-- BEGIN --
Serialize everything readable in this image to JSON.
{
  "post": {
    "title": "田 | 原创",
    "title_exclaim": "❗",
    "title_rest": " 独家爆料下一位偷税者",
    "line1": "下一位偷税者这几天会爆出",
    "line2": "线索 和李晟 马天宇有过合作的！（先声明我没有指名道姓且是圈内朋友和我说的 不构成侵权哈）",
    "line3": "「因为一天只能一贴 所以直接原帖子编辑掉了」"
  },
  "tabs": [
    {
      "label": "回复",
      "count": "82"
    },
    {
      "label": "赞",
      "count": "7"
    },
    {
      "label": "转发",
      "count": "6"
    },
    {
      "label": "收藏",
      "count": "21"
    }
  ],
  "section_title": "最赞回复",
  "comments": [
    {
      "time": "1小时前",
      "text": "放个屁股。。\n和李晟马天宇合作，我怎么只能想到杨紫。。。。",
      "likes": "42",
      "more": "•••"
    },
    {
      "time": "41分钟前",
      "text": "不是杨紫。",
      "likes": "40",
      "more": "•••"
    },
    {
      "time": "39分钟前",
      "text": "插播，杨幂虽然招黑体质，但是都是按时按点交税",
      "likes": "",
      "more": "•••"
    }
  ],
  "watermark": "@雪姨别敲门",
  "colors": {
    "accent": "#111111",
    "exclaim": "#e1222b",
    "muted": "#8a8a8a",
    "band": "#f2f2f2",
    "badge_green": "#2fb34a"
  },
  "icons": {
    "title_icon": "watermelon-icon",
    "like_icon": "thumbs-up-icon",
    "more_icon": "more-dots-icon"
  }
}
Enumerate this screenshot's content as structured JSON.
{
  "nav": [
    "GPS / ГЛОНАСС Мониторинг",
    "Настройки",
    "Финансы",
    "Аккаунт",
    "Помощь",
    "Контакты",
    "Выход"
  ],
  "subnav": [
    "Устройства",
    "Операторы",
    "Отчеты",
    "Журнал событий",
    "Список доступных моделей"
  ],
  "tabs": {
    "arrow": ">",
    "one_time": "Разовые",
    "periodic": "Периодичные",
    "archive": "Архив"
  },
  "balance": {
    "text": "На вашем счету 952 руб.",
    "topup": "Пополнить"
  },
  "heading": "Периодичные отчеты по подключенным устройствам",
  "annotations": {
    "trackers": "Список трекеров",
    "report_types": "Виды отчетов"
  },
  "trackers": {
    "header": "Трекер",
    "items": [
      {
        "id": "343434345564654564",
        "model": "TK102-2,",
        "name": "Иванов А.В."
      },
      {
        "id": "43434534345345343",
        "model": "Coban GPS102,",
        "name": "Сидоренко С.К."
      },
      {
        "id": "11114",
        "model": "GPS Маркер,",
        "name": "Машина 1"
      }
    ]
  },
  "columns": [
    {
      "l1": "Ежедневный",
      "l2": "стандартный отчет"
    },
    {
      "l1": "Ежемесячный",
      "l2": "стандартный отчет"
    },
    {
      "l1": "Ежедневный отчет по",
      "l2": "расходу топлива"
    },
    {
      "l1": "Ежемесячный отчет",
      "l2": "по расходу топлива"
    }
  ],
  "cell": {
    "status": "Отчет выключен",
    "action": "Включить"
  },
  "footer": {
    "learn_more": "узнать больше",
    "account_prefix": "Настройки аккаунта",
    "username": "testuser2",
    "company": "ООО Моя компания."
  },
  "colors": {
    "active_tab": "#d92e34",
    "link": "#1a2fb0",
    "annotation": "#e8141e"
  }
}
-- END --
## What to work on:
Print all of the data exactly as it was given.

## Result of this exercise:
Serialize everything readable in this image to JSON.
{
  "post": {
    "title": "田 | 原创",
    "title_exclaim": "❗",
    "title_rest": " 独家爆料下一位偷税者",
    "line1": "下一位偷税者这几天会爆出",
    "line2": "线索 和李晟 马天宇有过合作的！（先声明我没有指名道姓且是圈内朋友和我说的 不构成侵权哈）",
    "line3": "「因为一天只能一贴 所以直接原帖子编辑掉了」"
  },
  "tabs": [
    {
      "label": "回复",
      "count": "82"
    },
    {
      "label": "赞",
      "count": "7"
    },
    {
      "label": "转发",
      "count": "6"
    },
    {
      "label": "收藏",
      "count": "21"
    }
  ],
  "section_title": "最赞回复",
  "comments": [
    {
      "time": "1小时前",
      "text": "放个屁股。。\n和李晟马天宇合作，我怎么只能想到杨紫。。。。",
      "likes": "42",
      "more": "•••"
    },
    {
      "time": "41分钟前",
      "text": "不是杨紫。",
      "likes": "40",
      "more": "•••"
    },
    {
      "time": "39分钟前",
      "text": "插播，杨幂虽然招黑体质，但是都是按时按点交税",
      "likes": "",
      "more": "•••"
    }
  ],
  "watermark": "@雪姨别敲门",
  "colors": {
    "accent": "#111111",
    "exclaim": "#e1222b",
    "muted": "#8a8a8a",
    "band": "#f2f2f2",
    "badge_green": "#2fb34a"
  },
  "icons": {
    "title_icon": "watermelon-icon",
    "like_icon": "thumbs-up-icon",
    "more_icon": "more-dots-icon"
  }
}
Enumerate this screenshot's content as structured JSON.
{
  "nav": [
    "GPS / ГЛОНАСС Мониторинг",
    "Настройки",
    "Финансы",
    "Аккаунт",
    "Помощь",
    "Контакты",
    "Выход"
  ],
  "subnav": [
    "Устройства",
    "Операторы",
    "Отчеты",
    "Журнал событий",
    "Список доступных моделей"
  ],
  "tabs": {
    "arrow": ">",
    "one_time": "Разовые",
    "periodic": "Периодичные",
    "archive": "Архив"
  },
  "balance": {
    "text": "На вашем счету 952 руб.",
    "topup": "Пополнить"
  },
  "heading": "Периодичные отчеты по подключенным устройствам",
  "annotations": {
    "trackers": "Список трекеров",
    "report_types": "Виды отчетов"
  },
  "trackers": {
    "header": "Трекер",
    "items": [
      {
        "id": "343434345564654564",
        "model": "TK102-2,",
        "name": "Иванов А.В."
      },
      {
        "id": "43434534345345343",
        "model": "Coban GPS102,",
        "name": "Сидоренко С.К."
      },
      {
        "id": "11114",
        "model": "GPS Маркер,",
        "name": "Машина 1"
      }
    ]
  },
  "columns": [
    {
      "l1": "Ежедневный",
      "l2": "стандартный отчет"
    },
    {
      "l1": "Ежемесячный",
      "l2": "стандартный отчет"
    },
    {
      "l1": "Ежедневный отчет по",
      "l2": "расходу топлива"
    },
    {
      "l1": "Ежемесячный отчет",
      "l2": "по расходу топлива"
    }
  ],
  "cell": {
    "status": "Отчет выключен",
    "action": "Включить"
  },
  "footer": {
    "learn_more": "узнать больше",
    "account_prefix": "Настройки аккаунта",
    "username": "testuser2",
    "company": "ООО Моя компания."
  },
  "colors": {
    "active_tab": "#d92e34",
    "link": "#1a2fb0",
    "annotation": "#e8141e"
  }
}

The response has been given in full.